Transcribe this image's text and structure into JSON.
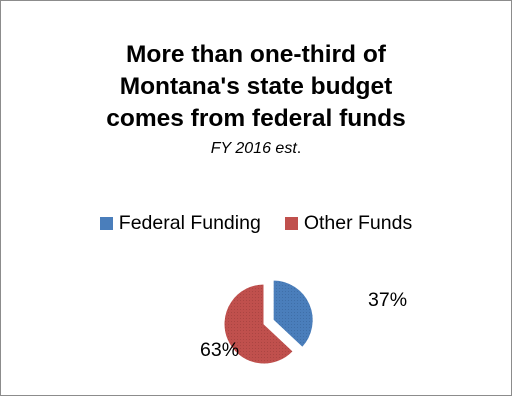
{
  "chart_data": {
    "type": "pie",
    "title_lines": [
      "More than one-third of",
      "Montana's state budget",
      "comes from federal funds"
    ],
    "subtitle": "FY 2016 est",
    "subtitle_suffix": ".",
    "legend_position": "top",
    "slices": [
      {
        "name": "Federal Funding",
        "value": 37,
        "label": "37%",
        "color": "#4a7ebb",
        "exploded": true
      },
      {
        "name": "Other Funds",
        "value": 63,
        "label": "63%",
        "color": "#c0504d",
        "exploded": false
      }
    ]
  }
}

********

→ **Task prompt**
The data above needs to be retyped exactly, with the images left out.

→ **Task response**
Transcribe this image's text and structure into JSON.
{
  "chart_data": {
    "type": "pie",
    "title_lines": [
      "More than one-third of",
      "Montana's state budget",
      "comes from federal funds"
    ],
    "subtitle": "FY 2016 est",
    "subtitle_suffix": ".",
    "legend_position": "top",
    "slices": [
      {
        "name": "Federal Funding",
        "value": 37,
        "label": "37%",
        "color": "#4a7ebb",
        "exploded": true
      },
      {
        "name": "Other Funds",
        "value": 63,
        "label": "63%",
        "color": "#c0504d",
        "exploded": false
      }
    ]
  }
}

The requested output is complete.